- WHAT YOU NEED TO DO
Read the listing below and copy out every line that holds "Estrategias".

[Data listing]
**********

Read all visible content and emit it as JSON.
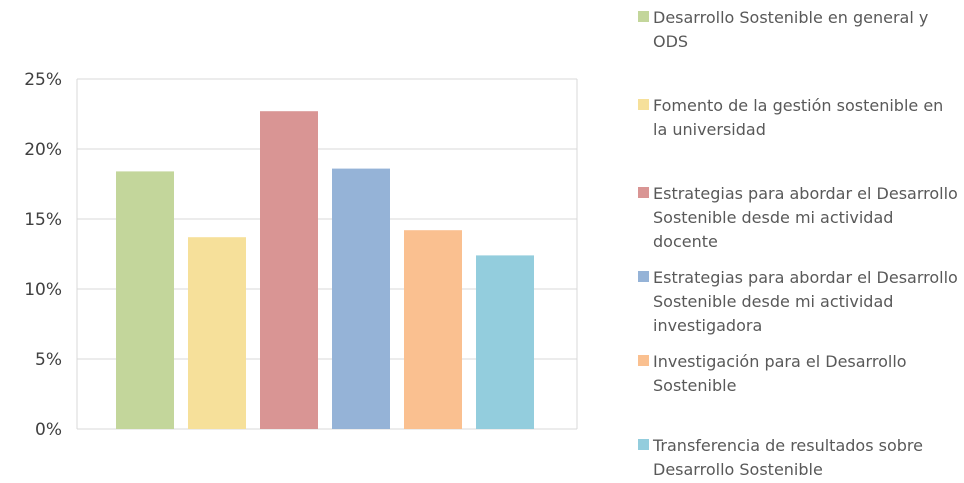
{
  "chart_data": {
    "type": "bar",
    "title": "",
    "xlabel": "",
    "ylabel": "",
    "ylim": [
      0,
      0.25
    ],
    "yticks": [
      "0%",
      "5%",
      "10%",
      "15%",
      "20%",
      "25%"
    ],
    "grid": true,
    "legend_position": "right",
    "series": [
      {
        "name": "Desarrollo Sostenible en general y ODS",
        "value": 0.184,
        "color": "#c3d69b"
      },
      {
        "name": "Fomento de la gestión sostenible en la universidad",
        "value": 0.137,
        "color": "#f6e09a"
      },
      {
        "name": "Estrategias para abordar el Desarrollo Sostenible desde mi actividad docente",
        "value": 0.227,
        "color": "#d99594"
      },
      {
        "name": "Estrategias para abordar el Desarrollo Sostenible desde mi actividad investigadora",
        "value": 0.186,
        "color": "#95b3d7"
      },
      {
        "name": "Investigación para el Desarrollo Sostenible",
        "value": 0.142,
        "color": "#fac090"
      },
      {
        "name": "Transferencia de resultados sobre Desarrollo Sostenible",
        "value": 0.124,
        "color": "#93cddd"
      }
    ]
  }
}
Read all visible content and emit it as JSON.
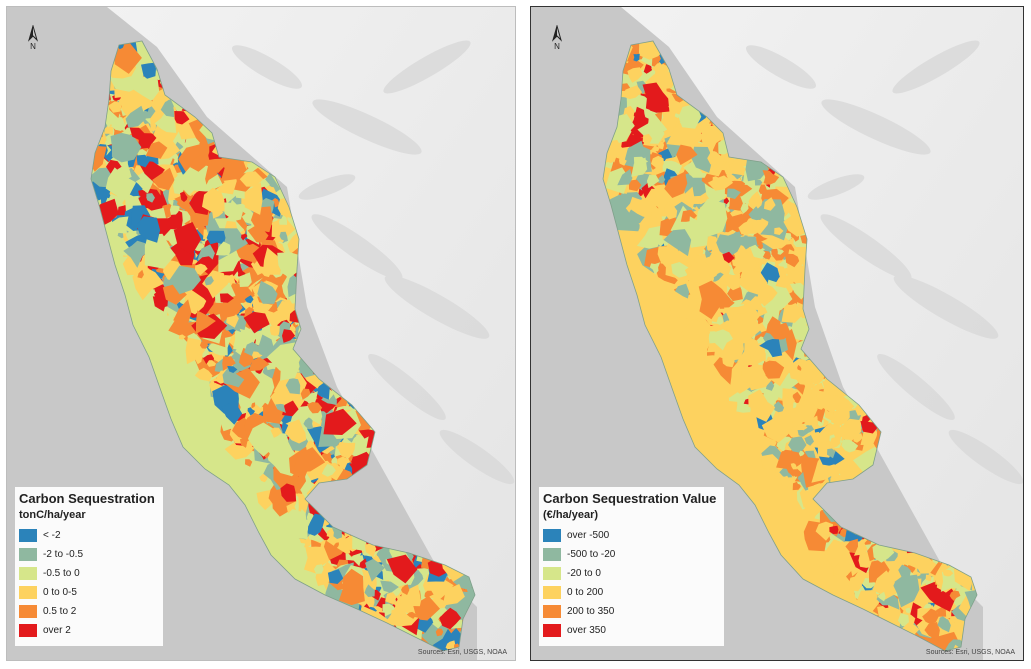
{
  "maps": [
    {
      "legend_title": "Carbon Sequestration",
      "legend_unit": "tonC/ha/year",
      "classes": [
        {
          "label": "< -2",
          "color": "#2b83ba"
        },
        {
          "label": "-2 to -0.5",
          "color": "#8fb8a0"
        },
        {
          "label": "-0.5 to 0",
          "color": "#d6e68a"
        },
        {
          "label": "0 to 0-5",
          "color": "#fdd25f"
        },
        {
          "label": "0.5 to 2",
          "color": "#f68a35"
        },
        {
          "label": "over 2",
          "color": "#e31a1c"
        }
      ],
      "attribution": "Sources: Esri, USGS, NOAA",
      "north_label": "N"
    },
    {
      "legend_title": "Carbon Sequestration Value",
      "legend_unit": "(€/ha/year)",
      "classes": [
        {
          "label": "over -500",
          "color": "#2b83ba"
        },
        {
          "label": "-500 to -20",
          "color": "#8fb8a0"
        },
        {
          "label": "-20 to 0",
          "color": "#d6e68a"
        },
        {
          "label": "0 to 200",
          "color": "#fdd25f"
        },
        {
          "label": "200 to 350",
          "color": "#f68a35"
        },
        {
          "label": "over 350",
          "color": "#e31a1c"
        }
      ],
      "attribution": "Sources: Esri, USGS, NOAA",
      "north_label": "N"
    }
  ]
}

**********

- WRITTEN RESPONSE
        "name": "Estrategias para abordar el Desarrollo Sostenible desde mi actividad docente",
        "name": "Estrategias para abordar el Desarrollo Sostenible desde mi actividad investigadora",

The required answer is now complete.